* Task instructions *
Your task is to copy the material exactly.

* Available records *
+++++
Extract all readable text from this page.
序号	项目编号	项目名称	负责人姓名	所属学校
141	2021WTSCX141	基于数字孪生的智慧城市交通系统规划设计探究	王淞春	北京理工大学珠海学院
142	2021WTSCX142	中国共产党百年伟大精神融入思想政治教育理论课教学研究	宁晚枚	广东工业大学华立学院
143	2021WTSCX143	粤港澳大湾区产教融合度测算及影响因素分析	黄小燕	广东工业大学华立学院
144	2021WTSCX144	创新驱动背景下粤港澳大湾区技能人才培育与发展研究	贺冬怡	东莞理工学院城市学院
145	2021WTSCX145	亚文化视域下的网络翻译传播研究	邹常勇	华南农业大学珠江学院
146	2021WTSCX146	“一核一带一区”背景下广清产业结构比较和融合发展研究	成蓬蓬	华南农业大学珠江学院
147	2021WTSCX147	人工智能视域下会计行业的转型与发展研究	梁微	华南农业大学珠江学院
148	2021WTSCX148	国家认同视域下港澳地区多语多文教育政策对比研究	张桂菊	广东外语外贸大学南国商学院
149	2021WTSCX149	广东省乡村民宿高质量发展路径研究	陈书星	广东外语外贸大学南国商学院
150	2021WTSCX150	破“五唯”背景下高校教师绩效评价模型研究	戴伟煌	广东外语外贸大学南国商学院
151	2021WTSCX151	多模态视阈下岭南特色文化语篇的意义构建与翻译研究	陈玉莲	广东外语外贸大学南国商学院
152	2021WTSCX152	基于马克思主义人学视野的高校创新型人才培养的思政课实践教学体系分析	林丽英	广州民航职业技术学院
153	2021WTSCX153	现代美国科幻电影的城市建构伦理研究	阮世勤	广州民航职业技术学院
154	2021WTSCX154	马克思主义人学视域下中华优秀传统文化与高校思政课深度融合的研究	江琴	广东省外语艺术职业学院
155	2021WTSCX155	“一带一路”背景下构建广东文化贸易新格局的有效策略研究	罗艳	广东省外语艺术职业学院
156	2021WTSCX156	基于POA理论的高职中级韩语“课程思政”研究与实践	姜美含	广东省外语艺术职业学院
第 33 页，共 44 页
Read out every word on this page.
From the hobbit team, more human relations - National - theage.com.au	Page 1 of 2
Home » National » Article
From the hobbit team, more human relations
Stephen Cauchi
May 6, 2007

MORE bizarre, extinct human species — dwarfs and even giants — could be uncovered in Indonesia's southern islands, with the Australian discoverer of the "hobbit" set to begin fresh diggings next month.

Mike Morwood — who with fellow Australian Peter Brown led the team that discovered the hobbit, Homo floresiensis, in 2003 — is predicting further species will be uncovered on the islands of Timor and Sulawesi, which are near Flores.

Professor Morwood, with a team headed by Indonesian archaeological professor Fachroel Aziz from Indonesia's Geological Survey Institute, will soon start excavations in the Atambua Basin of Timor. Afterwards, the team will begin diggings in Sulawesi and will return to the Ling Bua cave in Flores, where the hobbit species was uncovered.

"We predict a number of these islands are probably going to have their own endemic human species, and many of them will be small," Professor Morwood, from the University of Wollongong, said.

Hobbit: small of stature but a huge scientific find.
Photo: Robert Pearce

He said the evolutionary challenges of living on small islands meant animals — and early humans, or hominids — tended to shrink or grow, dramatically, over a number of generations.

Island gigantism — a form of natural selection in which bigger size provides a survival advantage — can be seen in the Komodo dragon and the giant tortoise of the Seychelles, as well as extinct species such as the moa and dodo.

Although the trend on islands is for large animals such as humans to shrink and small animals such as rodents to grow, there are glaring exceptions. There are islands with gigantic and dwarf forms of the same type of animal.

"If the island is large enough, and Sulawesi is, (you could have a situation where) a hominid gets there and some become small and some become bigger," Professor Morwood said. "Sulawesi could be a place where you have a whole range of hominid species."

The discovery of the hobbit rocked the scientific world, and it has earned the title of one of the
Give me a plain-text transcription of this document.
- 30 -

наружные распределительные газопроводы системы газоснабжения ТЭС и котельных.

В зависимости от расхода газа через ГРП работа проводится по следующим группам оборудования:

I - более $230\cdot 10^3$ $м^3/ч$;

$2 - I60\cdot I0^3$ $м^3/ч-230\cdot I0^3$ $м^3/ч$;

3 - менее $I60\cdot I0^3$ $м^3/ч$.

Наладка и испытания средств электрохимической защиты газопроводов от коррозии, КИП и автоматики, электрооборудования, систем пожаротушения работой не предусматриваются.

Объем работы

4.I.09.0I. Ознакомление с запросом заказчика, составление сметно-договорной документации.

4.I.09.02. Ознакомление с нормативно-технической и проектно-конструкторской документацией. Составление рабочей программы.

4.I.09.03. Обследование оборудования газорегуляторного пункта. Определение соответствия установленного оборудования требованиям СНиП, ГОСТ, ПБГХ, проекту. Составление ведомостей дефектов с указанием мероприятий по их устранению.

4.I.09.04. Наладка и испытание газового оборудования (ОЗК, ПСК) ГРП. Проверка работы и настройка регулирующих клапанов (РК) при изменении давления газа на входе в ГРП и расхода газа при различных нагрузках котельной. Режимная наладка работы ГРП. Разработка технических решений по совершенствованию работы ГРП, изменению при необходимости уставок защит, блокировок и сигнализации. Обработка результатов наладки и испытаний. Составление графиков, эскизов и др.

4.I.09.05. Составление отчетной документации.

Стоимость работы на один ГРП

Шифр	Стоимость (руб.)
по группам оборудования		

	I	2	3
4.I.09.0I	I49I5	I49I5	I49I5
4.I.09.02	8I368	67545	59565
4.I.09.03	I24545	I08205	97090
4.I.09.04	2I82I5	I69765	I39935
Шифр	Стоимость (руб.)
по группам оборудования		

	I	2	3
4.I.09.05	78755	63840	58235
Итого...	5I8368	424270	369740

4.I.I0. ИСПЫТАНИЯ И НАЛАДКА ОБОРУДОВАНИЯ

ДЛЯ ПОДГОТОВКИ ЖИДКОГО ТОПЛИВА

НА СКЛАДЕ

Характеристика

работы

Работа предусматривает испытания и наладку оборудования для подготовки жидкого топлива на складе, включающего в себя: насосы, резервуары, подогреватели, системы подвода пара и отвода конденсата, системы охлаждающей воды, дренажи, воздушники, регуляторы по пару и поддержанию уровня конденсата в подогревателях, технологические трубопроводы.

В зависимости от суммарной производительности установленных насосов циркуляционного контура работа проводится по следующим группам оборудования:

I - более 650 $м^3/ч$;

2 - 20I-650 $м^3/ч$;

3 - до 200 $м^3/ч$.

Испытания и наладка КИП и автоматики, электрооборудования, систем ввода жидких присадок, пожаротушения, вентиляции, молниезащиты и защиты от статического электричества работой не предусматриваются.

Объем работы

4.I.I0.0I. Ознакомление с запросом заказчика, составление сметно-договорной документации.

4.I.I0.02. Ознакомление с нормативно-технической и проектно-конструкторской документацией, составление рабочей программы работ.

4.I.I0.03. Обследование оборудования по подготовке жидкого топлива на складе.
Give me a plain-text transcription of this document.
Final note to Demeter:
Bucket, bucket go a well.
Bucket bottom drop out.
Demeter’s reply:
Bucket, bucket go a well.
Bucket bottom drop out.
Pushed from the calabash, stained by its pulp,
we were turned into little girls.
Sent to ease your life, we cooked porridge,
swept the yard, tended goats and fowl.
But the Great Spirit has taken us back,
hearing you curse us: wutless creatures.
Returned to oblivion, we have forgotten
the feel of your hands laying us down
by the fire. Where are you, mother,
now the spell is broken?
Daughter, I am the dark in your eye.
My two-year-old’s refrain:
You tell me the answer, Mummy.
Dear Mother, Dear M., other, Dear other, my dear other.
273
+++++
* Solution to this problem *
Extract all readable text from this page.
序号	项目编号	项目名称	负责人姓名	所属学校
141	2021WTSCX141	基于数字孪生的智慧城市交通系统规划设计探究	王淞春	北京理工大学珠海学院
142	2021WTSCX142	中国共产党百年伟大精神融入思想政治教育理论课教学研究	宁晚枚	广东工业大学华立学院
143	2021WTSCX143	粤港澳大湾区产教融合度测算及影响因素分析	黄小燕	广东工业大学华立学院
144	2021WTSCX144	创新驱动背景下粤港澳大湾区技能人才培育与发展研究	贺冬怡	东莞理工学院城市学院
145	2021WTSCX145	亚文化视域下的网络翻译传播研究	邹常勇	华南农业大学珠江学院
146	2021WTSCX146	“一核一带一区”背景下广清产业结构比较和融合发展研究	成蓬蓬	华南农业大学珠江学院
147	2021WTSCX147	人工智能视域下会计行业的转型与发展研究	梁微	华南农业大学珠江学院
148	2021WTSCX148	国家认同视域下港澳地区多语多文教育政策对比研究	张桂菊	广东外语外贸大学南国商学院
149	2021WTSCX149	广东省乡村民宿高质量发展路径研究	陈书星	广东外语外贸大学南国商学院
150	2021WTSCX150	破“五唯”背景下高校教师绩效评价模型研究	戴伟煌	广东外语外贸大学南国商学院
151	2021WTSCX151	多模态视阈下岭南特色文化语篇的意义构建与翻译研究	陈玉莲	广东外语外贸大学南国商学院
152	2021WTSCX152	基于马克思主义人学视野的高校创新型人才培养的思政课实践教学体系分析	林丽英	广州民航职业技术学院
153	2021WTSCX153	现代美国科幻电影的城市建构伦理研究	阮世勤	广州民航职业技术学院
154	2021WTSCX154	马克思主义人学视域下中华优秀传统文化与高校思政课深度融合的研究	江琴	广东省外语艺术职业学院
155	2021WTSCX155	“一带一路”背景下构建广东文化贸易新格局的有效策略研究	罗艳	广东省外语艺术职业学院
156	2021WTSCX156	基于POA理论的高职中级韩语“课程思政”研究与实践	姜美含	广东省外语艺术职业学院
第 33 页，共 44 页
Read out every word on this page.
From the hobbit team, more human relations - National - theage.com.au	Page 1 of 2
Home » National » Article
From the hobbit team, more human relations
Stephen Cauchi
May 6, 2007

MORE bizarre, extinct human species — dwarfs and even giants — could be uncovered in Indonesia's southern islands, with the Australian discoverer of the "hobbit" set to begin fresh diggings next month.

Mike Morwood — who with fellow Australian Peter Brown led the team that discovered the hobbit, Homo floresiensis, in 2003 — is predicting further species will be uncovered on the islands of Timor and Sulawesi, which are near Flores.

Professor Morwood, with a team headed by Indonesian archaeological professor Fachroel Aziz from Indonesia's Geological Survey Institute, will soon start excavations in the Atambua Basin of Timor. Afterwards, the team will begin diggings in Sulawesi and will return to the Ling Bua cave in Flores, where the hobbit species was uncovered.

"We predict a number of these islands are probably going to have their own endemic human species, and many of them will be small," Professor Morwood, from the University of Wollongong, said.

Hobbit: small of stature but a huge scientific find.
Photo: Robert Pearce

He said the evolutionary challenges of living on small islands meant animals — and early humans, or hominids — tended to shrink or grow, dramatically, over a number of generations.

Island gigantism — a form of natural selection in which bigger size provides a survival advantage — can be seen in the Komodo dragon and the giant tortoise of the Seychelles, as well as extinct species such as the moa and dodo.

Although the trend on islands is for large animals such as humans to shrink and small animals such as rodents to grow, there are glaring exceptions. There are islands with gigantic and dwarf forms of the same type of animal.

"If the island is large enough, and Sulawesi is, (you could have a situation where) a hominid gets there and some become small and some become bigger," Professor Morwood said. "Sulawesi could be a place where you have a whole range of hominid species."

The discovery of the hobbit rocked the scientific world, and it has earned the title of one of the
Give me a plain-text transcription of this document.
- 30 -

наружные распределительные газопроводы системы газоснабжения ТЭС и котельных.

В зависимости от расхода газа через ГРП работа проводится по следующим группам оборудования:

I - более $230\cdot 10^3$ $м^3/ч$;

$2 - I60\cdot I0^3$ $м^3/ч-230\cdot I0^3$ $м^3/ч$;

3 - менее $I60\cdot I0^3$ $м^3/ч$.

Наладка и испытания средств электрохимической защиты газопроводов от коррозии, КИП и автоматики, электрооборудования, систем пожаротушения работой не предусматриваются.

Объем работы

4.I.09.0I. Ознакомление с запросом заказчика, составление сметно-договорной документации.

4.I.09.02. Ознакомление с нормативно-технической и проектно-конструкторской документацией. Составление рабочей программы.

4.I.09.03. Обследование оборудования газорегуляторного пункта. Определение соответствия установленного оборудования требованиям СНиП, ГОСТ, ПБГХ, проекту. Составление ведомостей дефектов с указанием мероприятий по их устранению.

4.I.09.04. Наладка и испытание газового оборудования (ОЗК, ПСК) ГРП. Проверка работы и настройка регулирующих клапанов (РК) при изменении давления газа на входе в ГРП и расхода газа при различных нагрузках котельной. Режимная наладка работы ГРП. Разработка технических решений по совершенствованию работы ГРП, изменению при необходимости уставок защит, блокировок и сигнализации. Обработка результатов наладки и испытаний. Составление графиков, эскизов и др.

4.I.09.05. Составление отчетной документации.

Стоимость работы на один ГРП

Шифр	Стоимость (руб.)
по группам оборудования		

	I	2	3
4.I.09.0I	I49I5	I49I5	I49I5
4.I.09.02	8I368	67545	59565
4.I.09.03	I24545	I08205	97090
4.I.09.04	2I82I5	I69765	I39935
Шифр	Стоимость (руб.)
по группам оборудования		

	I	2	3
4.I.09.05	78755	63840	58235
Итого...	5I8368	424270	369740

4.I.I0. ИСПЫТАНИЯ И НАЛАДКА ОБОРУДОВАНИЯ

ДЛЯ ПОДГОТОВКИ ЖИДКОГО ТОПЛИВА

НА СКЛАДЕ

Характеристика

работы

Работа предусматривает испытания и наладку оборудования для подготовки жидкого топлива на складе, включающего в себя: насосы, резервуары, подогреватели, системы подвода пара и отвода конденсата, системы охлаждающей воды, дренажи, воздушники, регуляторы по пару и поддержанию уровня конденсата в подогревателях, технологические трубопроводы.

В зависимости от суммарной производительности установленных насосов циркуляционного контура работа проводится по следующим группам оборудования:

I - более 650 $м^3/ч$;

2 - 20I-650 $м^3/ч$;

3 - до 200 $м^3/ч$.

Испытания и наладка КИП и автоматики, электрооборудования, систем ввода жидких присадок, пожаротушения, вентиляции, молниезащиты и защиты от статического электричества работой не предусматриваются.

Объем работы

4.I.I0.0I. Ознакомление с запросом заказчика, составление сметно-договорной документации.

4.I.I0.02. Ознакомление с нормативно-технической и проектно-конструкторской документацией, составление рабочей программы работ.

4.I.I0.03. Обследование оборудования по подготовке жидкого топлива на складе.
Give me a plain-text transcription of this document.
Final note to Demeter:
Bucket, bucket go a well.
Bucket bottom drop out.
Demeter’s reply:
Bucket, bucket go a well.
Bucket bottom drop out.
Pushed from the calabash, stained by its pulp,
we were turned into little girls.
Sent to ease your life, we cooked porridge,
swept the yard, tended goats and fowl.
But the Great Spirit has taken us back,
hearing you curse us: wutless creatures.
Returned to oblivion, we have forgotten
the feel of your hands laying us down
by the fire. Where are you, mother,
now the spell is broken?
Daughter, I am the dark in your eye.
My two-year-old’s refrain:
You tell me the answer, Mummy.
Dear Mother, Dear M., other, Dear other, my dear other.
273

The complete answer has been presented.